— BEGIN —

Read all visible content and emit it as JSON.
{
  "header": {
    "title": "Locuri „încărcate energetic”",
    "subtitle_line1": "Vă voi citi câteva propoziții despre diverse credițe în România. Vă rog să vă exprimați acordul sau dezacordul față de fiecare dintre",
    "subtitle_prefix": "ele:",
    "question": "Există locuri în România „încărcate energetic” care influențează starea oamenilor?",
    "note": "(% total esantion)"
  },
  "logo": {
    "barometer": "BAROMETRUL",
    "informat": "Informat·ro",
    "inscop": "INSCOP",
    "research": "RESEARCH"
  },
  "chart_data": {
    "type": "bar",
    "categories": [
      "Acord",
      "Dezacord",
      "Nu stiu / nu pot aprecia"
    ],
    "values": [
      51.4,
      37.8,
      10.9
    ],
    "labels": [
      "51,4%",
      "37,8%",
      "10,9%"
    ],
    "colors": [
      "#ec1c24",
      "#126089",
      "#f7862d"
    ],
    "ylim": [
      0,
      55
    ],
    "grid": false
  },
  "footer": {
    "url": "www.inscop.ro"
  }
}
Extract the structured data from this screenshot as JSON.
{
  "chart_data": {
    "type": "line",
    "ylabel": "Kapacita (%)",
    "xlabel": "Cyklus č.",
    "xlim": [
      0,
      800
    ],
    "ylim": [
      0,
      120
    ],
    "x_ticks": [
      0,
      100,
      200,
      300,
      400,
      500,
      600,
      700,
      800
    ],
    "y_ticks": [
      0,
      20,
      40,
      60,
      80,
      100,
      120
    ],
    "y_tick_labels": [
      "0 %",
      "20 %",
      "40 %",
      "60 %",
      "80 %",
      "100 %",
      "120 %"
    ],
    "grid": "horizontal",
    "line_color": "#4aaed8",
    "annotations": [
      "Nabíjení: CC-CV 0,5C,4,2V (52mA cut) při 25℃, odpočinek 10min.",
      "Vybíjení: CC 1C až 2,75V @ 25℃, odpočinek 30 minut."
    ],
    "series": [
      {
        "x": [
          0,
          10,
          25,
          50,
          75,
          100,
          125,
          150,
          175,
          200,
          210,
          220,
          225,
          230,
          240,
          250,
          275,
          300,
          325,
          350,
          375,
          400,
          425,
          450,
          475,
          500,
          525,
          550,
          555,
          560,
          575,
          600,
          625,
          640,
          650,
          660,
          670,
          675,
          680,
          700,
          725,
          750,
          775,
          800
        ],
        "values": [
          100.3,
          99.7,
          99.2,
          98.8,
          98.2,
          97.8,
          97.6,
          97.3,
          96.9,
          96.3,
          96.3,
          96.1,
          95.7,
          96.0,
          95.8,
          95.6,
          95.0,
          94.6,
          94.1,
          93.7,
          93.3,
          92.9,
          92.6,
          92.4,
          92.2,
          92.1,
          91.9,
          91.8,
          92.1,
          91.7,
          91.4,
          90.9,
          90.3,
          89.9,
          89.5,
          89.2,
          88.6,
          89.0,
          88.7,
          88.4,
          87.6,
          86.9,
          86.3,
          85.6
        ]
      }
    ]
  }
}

— END —

## [WHAT YOU WILL DO]
From the listing above, collect every line that mentions the word "România".

## [WORKED ANSWER]
    "subtitle_line1": "Vă voi citi câteva propoziții despre diverse credițe în România. Vă rog să vă exprimați acordul sau dezacordul față de fiecare dintre",
    "question": "Există locuri în România „încărcate energetic” care influențează starea oamenilor?",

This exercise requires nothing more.